§ **Directions**
Can you write out the whole listing exactly?

§ **Information provided**
* BEGIN *
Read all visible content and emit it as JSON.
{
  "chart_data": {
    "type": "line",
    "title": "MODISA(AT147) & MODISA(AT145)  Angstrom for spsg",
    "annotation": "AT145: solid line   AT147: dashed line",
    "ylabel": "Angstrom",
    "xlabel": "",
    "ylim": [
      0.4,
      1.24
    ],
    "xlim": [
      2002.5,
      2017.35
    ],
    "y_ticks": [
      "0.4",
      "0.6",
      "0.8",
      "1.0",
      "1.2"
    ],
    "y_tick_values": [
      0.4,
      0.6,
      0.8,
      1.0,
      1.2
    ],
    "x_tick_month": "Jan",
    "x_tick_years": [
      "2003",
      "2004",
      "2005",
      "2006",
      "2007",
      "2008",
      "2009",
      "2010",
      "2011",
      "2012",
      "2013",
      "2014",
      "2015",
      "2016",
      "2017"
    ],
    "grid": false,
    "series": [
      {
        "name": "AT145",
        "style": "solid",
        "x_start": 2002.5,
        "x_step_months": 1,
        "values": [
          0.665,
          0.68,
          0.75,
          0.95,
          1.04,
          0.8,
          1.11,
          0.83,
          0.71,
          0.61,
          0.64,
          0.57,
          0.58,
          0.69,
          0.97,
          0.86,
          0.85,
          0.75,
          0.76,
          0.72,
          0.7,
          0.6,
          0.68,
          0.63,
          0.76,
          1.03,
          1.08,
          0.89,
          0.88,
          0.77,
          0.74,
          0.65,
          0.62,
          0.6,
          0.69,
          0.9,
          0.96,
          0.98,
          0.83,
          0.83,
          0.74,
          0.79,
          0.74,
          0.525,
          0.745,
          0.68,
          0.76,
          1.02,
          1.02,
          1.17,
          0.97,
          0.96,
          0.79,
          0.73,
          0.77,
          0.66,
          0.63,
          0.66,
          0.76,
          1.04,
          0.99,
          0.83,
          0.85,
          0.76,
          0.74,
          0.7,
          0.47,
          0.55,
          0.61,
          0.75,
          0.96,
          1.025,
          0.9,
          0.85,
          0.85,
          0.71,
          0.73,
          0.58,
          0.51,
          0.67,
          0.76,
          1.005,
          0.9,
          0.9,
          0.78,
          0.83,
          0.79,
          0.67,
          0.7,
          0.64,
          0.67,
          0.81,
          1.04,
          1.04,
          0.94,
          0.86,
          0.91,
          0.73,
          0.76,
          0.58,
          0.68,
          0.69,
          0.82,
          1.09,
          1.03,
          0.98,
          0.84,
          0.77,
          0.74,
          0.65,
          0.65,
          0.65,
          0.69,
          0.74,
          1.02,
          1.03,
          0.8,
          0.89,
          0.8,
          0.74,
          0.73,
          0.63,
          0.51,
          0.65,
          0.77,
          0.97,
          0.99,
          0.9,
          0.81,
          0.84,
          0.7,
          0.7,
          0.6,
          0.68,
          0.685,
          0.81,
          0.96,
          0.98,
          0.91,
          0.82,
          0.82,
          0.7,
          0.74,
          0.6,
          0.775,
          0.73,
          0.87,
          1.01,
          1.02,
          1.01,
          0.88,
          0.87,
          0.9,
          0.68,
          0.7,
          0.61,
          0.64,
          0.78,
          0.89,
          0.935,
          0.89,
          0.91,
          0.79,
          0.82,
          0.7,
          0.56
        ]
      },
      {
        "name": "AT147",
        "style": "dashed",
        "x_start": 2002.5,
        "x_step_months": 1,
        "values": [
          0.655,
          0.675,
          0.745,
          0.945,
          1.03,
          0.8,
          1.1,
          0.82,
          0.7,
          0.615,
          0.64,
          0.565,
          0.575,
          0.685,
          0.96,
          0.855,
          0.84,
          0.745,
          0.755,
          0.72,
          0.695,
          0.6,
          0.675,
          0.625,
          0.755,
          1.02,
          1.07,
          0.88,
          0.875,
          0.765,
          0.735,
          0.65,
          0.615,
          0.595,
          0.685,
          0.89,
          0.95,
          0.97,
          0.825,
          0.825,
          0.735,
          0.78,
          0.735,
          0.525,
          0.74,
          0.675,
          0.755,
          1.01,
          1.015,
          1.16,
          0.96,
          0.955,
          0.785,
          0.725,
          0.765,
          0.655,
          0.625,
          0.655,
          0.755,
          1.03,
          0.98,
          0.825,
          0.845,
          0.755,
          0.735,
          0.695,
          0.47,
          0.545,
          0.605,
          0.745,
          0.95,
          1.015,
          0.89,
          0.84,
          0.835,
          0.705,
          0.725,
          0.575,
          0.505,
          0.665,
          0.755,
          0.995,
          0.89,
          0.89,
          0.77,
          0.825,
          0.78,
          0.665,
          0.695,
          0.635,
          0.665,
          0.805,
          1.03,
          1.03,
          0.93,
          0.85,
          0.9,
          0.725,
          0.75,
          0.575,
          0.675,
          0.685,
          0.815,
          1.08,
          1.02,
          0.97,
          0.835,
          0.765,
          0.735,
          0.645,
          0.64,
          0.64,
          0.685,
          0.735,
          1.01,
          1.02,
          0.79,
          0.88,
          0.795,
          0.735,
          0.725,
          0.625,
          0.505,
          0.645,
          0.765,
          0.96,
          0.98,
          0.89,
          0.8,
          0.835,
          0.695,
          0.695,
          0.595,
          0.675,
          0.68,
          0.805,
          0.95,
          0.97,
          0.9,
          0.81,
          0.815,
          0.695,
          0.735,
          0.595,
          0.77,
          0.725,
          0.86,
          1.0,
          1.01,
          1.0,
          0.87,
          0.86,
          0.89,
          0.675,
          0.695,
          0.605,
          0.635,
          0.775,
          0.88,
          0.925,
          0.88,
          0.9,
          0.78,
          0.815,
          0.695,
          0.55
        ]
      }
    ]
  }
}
* END *
§ **Result**
Read all visible content and emit it as JSON.
{
  "chart_data": {
    "type": "line",
    "title": "MODISA(AT147) & MODISA(AT145)  Angstrom for spsg",
    "annotation": "AT145: solid line   AT147: dashed line",
    "ylabel": "Angstrom",
    "xlabel": "",
    "ylim": [
      0.4,
      1.24
    ],
    "xlim": [
      2002.5,
      2017.35
    ],
    "y_ticks": [
      "0.4",
      "0.6",
      "0.8",
      "1.0",
      "1.2"
    ],
    "y_tick_values": [
      0.4,
      0.6,
      0.8,
      1.0,
      1.2
    ],
    "x_tick_month": "Jan",
    "x_tick_years": [
      "2003",
      "2004",
      "2005",
      "2006",
      "2007",
      "2008",
      "2009",
      "2010",
      "2011",
      "2012",
      "2013",
      "2014",
      "2015",
      "2016",
      "2017"
    ],
    "grid": false,
    "series": [
      {
        "name": "AT145",
        "style": "solid",
        "x_start": 2002.5,
        "x_step_months": 1,
        "values": [
          0.665,
          0.68,
          0.75,
          0.95,
          1.04,
          0.8,
          1.11,
          0.83,
          0.71,
          0.61,
          0.64,
          0.57,
          0.58,
          0.69,
          0.97,
          0.86,
          0.85,
          0.75,
          0.76,
          0.72,
          0.7,
          0.6,
          0.68,
          0.63,
          0.76,
          1.03,
          1.08,
          0.89,
          0.88,
          0.77,
          0.74,
          0.65,
          0.62,
          0.6,
          0.69,
          0.9,
          0.96,
          0.98,
          0.83,
          0.83,
          0.74,
          0.79,
          0.74,
          0.525,
          0.745,
          0.68,
          0.76,
          1.02,
          1.02,
          1.17,
          0.97,
          0.96,
          0.79,
          0.73,
          0.77,
          0.66,
          0.63,
          0.66,
          0.76,
          1.04,
          0.99,
          0.83,
          0.85,
          0.76,
          0.74,
          0.7,
          0.47,
          0.55,
          0.61,
          0.75,
          0.96,
          1.025,
          0.9,
          0.85,
          0.85,
          0.71,
          0.73,
          0.58,
          0.51,
          0.67,
          0.76,
          1.005,
          0.9,
          0.9,
          0.78,
          0.83,
          0.79,
          0.67,
          0.7,
          0.64,
          0.67,
          0.81,
          1.04,
          1.04,
          0.94,
          0.86,
          0.91,
          0.73,
          0.76,
          0.58,
          0.68,
          0.69,
          0.82,
          1.09,
          1.03,
          0.98,
          0.84,
          0.77,
          0.74,
          0.65,
          0.65,
          0.65,
          0.69,
          0.74,
          1.02,
          1.03,
          0.8,
          0.89,
          0.8,
          0.74,
          0.73,
          0.63,
          0.51,
          0.65,
          0.77,
          0.97,
          0.99,
          0.9,
          0.81,
          0.84,
          0.7,
          0.7,
          0.6,
          0.68,
          0.685,
          0.81,
          0.96,
          0.98,
          0.91,
          0.82,
          0.82,
          0.7,
          0.74,
          0.6,
          0.775,
          0.73,
          0.87,
          1.01,
          1.02,
          1.01,
          0.88,
          0.87,
          0.9,
          0.68,
          0.7,
          0.61,
          0.64,
          0.78,
          0.89,
          0.935,
          0.89,
          0.91,
          0.79,
          0.82,
          0.7,
          0.56
        ]
      },
      {
        "name": "AT147",
        "style": "dashed",
        "x_start": 2002.5,
        "x_step_months": 1,
        "values": [
          0.655,
          0.675,
          0.745,
          0.945,
          1.03,
          0.8,
          1.1,
          0.82,
          0.7,
          0.615,
          0.64,
          0.565,
          0.575,
          0.685,
          0.96,
          0.855,
          0.84,
          0.745,
          0.755,
          0.72,
          0.695,
          0.6,
          0.675,
          0.625,
          0.755,
          1.02,
          1.07,
          0.88,
          0.875,
          0.765,
          0.735,
          0.65,
          0.615,
          0.595,
          0.685,
          0.89,
          0.95,
          0.97,
          0.825,
          0.825,
          0.735,
          0.78,
          0.735,
          0.525,
          0.74,
          0.675,
          0.755,
          1.01,
          1.015,
          1.16,
          0.96,
          0.955,
          0.785,
          0.725,
          0.765,
          0.655,
          0.625,
          0.655,
          0.755,
          1.03,
          0.98,
          0.825,
          0.845,
          0.755,
          0.735,
          0.695,
          0.47,
          0.545,
          0.605,
          0.745,
          0.95,
          1.015,
          0.89,
          0.84,
          0.835,
          0.705,
          0.725,
          0.575,
          0.505,
          0.665,
          0.755,
          0.995,
          0.89,
          0.89,
          0.77,
          0.825,
          0.78,
          0.665,
          0.695,
          0.635,
          0.665,
          0.805,
          1.03,
          1.03,
          0.93,
          0.85,
          0.9,
          0.725,
          0.75,
          0.575,
          0.675,
          0.685,
          0.815,
          1.08,
          1.02,
          0.97,
          0.835,
          0.765,
          0.735,
          0.645,
          0.64,
          0.64,
          0.685,
          0.735,
          1.01,
          1.02,
          0.79,
          0.88,
          0.795,
          0.735,
          0.725,
          0.625,
          0.505,
          0.645,
          0.765,
          0.96,
          0.98,
          0.89,
          0.8,
          0.835,
          0.695,
          0.695,
          0.595,
          0.675,
          0.68,
          0.805,
          0.95,
          0.97,
          0.9,
          0.81,
          0.815,
          0.695,
          0.735,
          0.595,
          0.77,
          0.725,
          0.86,
          1.0,
          1.01,
          1.0,
          0.87,
          0.86,
          0.89,
          0.675,
          0.695,
          0.605,
          0.635,
          0.775,
          0.88,
          0.925,
          0.88,
          0.9,
          0.78,
          0.815,
          0.695,
          0.55
        ]
      }
    ]
  }
}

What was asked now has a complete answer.